- [Stated exercise] Search the material for "chevron" and show all lines that contain it.

- [Material for this task]
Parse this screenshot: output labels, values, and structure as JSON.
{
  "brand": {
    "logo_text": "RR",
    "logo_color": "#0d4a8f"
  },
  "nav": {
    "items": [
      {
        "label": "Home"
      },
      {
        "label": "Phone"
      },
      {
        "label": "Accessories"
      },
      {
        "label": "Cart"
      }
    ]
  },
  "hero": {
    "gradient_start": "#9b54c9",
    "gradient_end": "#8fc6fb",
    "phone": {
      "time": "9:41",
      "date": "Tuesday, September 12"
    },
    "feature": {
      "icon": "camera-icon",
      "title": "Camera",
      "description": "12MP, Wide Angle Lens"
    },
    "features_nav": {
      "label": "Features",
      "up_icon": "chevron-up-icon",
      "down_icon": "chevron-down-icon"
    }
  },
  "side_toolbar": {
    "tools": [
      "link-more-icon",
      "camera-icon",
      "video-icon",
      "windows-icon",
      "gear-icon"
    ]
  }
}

- [Written solution]
      "up_icon": "chevron-up-icon",
      "down_icon": "chevron-down-icon"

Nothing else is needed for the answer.